--- BEGIN ---

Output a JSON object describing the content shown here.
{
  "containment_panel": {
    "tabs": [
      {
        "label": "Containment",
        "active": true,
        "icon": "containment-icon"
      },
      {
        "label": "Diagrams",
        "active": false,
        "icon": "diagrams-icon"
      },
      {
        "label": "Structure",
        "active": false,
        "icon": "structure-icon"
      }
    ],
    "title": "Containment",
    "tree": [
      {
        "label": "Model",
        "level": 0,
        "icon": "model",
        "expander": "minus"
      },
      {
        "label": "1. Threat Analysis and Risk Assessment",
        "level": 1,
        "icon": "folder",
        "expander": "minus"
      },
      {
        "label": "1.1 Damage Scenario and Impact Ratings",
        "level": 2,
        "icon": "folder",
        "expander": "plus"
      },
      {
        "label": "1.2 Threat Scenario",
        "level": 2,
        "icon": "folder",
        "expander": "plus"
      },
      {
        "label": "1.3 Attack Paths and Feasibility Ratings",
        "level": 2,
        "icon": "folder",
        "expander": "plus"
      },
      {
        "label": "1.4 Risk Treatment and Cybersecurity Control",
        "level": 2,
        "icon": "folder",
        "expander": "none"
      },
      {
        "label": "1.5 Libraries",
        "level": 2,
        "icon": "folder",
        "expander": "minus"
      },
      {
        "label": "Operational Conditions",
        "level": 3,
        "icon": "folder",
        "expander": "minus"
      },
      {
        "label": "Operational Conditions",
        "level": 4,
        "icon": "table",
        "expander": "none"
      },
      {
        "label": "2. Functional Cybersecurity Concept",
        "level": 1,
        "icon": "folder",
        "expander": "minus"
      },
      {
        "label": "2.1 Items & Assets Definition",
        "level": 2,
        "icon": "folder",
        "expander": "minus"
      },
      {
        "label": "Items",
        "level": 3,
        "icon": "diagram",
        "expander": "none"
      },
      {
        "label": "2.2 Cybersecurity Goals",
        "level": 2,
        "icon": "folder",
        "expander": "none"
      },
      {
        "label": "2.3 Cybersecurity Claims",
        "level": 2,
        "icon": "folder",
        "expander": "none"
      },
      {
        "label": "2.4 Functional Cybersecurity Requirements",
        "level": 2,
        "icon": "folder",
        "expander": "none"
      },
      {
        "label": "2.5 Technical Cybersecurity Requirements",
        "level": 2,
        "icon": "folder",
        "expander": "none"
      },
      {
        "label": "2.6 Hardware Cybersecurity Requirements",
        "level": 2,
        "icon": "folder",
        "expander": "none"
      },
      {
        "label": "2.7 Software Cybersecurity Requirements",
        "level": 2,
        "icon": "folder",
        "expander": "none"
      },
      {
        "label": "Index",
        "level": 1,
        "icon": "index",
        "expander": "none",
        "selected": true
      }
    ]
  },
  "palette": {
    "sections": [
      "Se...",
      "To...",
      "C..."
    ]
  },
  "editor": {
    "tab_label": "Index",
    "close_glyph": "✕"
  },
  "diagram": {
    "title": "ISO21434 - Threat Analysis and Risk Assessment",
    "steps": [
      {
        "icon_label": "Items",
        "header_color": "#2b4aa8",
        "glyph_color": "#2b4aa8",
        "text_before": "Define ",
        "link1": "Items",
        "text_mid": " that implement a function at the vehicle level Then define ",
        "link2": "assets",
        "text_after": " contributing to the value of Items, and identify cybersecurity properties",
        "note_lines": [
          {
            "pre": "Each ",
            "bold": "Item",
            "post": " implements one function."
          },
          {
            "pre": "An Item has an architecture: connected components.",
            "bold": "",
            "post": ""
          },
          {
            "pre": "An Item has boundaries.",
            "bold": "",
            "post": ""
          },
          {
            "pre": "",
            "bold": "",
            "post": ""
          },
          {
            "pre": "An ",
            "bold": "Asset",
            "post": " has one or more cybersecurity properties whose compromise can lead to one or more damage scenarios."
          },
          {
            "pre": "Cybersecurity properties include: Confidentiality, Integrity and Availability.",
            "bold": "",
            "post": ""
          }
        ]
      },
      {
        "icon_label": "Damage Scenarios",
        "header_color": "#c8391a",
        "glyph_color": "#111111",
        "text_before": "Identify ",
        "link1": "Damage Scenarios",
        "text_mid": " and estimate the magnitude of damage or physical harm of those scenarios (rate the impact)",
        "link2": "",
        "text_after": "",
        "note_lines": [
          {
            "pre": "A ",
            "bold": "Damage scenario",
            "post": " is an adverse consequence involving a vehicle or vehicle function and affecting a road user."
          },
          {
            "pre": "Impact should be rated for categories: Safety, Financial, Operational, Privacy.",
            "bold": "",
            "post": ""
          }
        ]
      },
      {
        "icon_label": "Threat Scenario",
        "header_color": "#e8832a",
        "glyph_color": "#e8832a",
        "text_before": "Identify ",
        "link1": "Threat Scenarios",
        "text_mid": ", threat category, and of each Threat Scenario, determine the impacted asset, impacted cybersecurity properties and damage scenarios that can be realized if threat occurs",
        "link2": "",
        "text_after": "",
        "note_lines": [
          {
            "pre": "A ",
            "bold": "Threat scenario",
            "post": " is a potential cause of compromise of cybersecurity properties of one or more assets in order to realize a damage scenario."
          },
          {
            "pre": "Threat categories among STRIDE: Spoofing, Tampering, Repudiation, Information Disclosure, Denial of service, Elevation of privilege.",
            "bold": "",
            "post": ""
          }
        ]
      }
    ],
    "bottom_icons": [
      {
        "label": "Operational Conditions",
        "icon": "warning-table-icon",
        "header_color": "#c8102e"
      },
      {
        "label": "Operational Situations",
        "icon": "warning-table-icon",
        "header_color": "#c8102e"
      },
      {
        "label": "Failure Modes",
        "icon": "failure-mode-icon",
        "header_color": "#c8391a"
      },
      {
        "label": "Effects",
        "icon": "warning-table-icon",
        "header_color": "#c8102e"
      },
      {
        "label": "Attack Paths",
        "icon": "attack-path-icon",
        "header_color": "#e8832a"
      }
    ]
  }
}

--- END ---

Where a line above contains the word "Risk", copy that line.

● **RIGHT ANSWER**
        "label": "1. Threat Analysis and Risk Assessment",
        "label": "1.4 Risk Treatment and Cybersecurity Control",
    "title": "ISO21434 - Threat Analysis and Risk Assessment",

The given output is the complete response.